**Instruction**:
Show, in full, each line of the data that contains "JSON".

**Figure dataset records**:
* * *
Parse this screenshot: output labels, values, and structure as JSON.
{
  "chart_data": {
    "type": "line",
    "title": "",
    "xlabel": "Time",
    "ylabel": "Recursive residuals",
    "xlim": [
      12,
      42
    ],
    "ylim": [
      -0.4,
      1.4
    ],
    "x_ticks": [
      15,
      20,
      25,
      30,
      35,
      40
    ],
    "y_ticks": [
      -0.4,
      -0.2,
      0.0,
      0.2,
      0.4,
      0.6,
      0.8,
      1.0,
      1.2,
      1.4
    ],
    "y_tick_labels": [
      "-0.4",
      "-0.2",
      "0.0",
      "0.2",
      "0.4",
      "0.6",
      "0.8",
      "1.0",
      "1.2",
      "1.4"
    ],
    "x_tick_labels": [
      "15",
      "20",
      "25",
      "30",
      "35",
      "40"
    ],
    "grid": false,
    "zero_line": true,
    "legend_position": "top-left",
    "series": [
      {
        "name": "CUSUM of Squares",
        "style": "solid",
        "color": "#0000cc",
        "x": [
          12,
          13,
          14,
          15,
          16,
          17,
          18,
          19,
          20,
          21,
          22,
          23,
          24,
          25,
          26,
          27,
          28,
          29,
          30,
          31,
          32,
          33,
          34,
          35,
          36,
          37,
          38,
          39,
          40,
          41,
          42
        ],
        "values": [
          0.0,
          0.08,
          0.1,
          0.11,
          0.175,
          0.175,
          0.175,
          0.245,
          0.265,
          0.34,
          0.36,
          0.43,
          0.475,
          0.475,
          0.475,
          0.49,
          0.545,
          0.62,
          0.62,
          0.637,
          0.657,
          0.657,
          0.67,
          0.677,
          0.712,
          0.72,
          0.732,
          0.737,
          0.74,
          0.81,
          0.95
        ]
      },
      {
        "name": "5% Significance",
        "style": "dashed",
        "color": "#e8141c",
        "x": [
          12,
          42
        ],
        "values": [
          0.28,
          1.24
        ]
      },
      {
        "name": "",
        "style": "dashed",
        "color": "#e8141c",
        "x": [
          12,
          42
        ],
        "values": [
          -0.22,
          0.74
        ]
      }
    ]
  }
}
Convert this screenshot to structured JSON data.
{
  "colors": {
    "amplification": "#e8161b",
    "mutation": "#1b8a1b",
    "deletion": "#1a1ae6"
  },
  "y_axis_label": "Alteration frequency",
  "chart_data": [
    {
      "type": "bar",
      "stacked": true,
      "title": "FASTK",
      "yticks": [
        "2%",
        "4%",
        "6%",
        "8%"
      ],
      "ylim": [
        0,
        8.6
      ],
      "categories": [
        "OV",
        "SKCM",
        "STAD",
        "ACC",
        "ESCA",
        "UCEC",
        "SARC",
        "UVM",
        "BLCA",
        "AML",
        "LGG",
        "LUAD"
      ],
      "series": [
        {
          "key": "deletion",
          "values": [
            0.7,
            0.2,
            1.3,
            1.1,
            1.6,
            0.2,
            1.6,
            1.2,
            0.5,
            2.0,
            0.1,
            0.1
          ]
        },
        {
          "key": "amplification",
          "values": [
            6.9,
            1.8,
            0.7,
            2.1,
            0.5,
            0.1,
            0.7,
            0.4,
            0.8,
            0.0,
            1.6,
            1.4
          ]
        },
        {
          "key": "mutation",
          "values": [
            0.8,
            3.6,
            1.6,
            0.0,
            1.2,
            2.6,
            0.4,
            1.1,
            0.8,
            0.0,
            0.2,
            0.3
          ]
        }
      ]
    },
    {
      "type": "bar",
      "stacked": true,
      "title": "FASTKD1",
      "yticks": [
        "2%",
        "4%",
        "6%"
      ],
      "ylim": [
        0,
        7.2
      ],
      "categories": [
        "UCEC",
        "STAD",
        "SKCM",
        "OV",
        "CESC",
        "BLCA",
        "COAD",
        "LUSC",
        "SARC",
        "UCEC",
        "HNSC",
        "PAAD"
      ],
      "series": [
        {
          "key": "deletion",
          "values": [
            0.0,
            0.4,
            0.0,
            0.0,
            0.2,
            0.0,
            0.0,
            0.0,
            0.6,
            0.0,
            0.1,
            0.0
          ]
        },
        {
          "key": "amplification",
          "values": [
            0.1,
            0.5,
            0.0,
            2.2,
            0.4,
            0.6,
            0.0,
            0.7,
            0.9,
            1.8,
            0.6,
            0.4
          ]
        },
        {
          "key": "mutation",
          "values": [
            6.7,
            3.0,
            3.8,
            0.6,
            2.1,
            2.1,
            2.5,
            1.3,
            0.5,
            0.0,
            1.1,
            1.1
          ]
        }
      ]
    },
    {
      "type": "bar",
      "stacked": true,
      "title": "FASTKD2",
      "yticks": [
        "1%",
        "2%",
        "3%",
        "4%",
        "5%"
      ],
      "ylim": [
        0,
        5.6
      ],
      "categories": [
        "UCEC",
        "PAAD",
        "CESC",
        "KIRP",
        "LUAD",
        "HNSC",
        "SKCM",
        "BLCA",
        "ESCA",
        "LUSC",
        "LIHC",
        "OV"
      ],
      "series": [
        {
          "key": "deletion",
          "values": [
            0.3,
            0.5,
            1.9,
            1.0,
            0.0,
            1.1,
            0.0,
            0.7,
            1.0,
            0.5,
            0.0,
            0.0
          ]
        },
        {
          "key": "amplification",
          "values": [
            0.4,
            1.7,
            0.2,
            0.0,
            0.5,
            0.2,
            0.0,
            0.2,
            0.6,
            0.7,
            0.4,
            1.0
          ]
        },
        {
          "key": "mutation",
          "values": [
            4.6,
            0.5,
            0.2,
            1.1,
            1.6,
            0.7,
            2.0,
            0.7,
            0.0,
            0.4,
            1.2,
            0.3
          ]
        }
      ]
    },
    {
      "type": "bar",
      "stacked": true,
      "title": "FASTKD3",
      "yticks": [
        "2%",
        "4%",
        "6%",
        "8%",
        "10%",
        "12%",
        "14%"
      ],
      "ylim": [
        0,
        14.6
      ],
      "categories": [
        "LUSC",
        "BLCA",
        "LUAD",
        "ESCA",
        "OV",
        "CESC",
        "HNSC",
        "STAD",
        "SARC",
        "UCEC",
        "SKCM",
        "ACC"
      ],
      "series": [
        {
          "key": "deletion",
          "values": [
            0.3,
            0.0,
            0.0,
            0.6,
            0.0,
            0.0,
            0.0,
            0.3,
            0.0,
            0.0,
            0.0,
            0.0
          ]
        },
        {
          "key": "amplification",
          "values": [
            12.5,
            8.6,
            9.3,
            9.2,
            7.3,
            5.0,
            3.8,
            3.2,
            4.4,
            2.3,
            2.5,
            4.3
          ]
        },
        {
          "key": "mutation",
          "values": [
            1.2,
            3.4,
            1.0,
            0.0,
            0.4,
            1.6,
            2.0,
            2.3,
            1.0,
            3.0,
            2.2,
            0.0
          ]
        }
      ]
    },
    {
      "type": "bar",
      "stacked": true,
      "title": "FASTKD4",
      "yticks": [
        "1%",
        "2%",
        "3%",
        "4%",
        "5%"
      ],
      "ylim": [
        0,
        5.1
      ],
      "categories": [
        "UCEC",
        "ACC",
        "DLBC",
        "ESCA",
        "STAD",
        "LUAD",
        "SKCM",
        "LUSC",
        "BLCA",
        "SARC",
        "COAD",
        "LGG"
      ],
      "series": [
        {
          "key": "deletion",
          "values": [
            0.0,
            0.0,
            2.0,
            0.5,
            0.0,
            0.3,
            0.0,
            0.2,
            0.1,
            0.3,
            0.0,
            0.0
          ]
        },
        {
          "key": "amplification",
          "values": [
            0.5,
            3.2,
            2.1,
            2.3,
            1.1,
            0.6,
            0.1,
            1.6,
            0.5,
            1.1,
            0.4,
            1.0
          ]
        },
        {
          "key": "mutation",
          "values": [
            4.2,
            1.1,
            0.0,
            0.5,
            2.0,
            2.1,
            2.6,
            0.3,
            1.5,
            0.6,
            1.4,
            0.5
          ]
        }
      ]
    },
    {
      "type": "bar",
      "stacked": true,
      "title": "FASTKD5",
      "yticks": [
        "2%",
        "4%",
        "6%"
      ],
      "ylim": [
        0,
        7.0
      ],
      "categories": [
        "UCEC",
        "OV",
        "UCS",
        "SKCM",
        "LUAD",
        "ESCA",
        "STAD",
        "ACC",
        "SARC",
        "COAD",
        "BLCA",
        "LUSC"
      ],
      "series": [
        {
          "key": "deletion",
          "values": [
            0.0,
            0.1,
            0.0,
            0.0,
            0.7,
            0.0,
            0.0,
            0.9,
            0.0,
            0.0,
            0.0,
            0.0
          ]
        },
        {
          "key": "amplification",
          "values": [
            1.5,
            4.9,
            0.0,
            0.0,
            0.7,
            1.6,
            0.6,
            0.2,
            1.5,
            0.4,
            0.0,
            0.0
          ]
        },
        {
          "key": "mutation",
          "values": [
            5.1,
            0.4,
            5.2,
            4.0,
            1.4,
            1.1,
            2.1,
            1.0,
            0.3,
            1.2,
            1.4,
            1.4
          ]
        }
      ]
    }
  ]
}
* * *
**The completed task**:
Parse this screenshot: output labels, values, and structure as JSON.
Convert this screenshot to structured JSON data.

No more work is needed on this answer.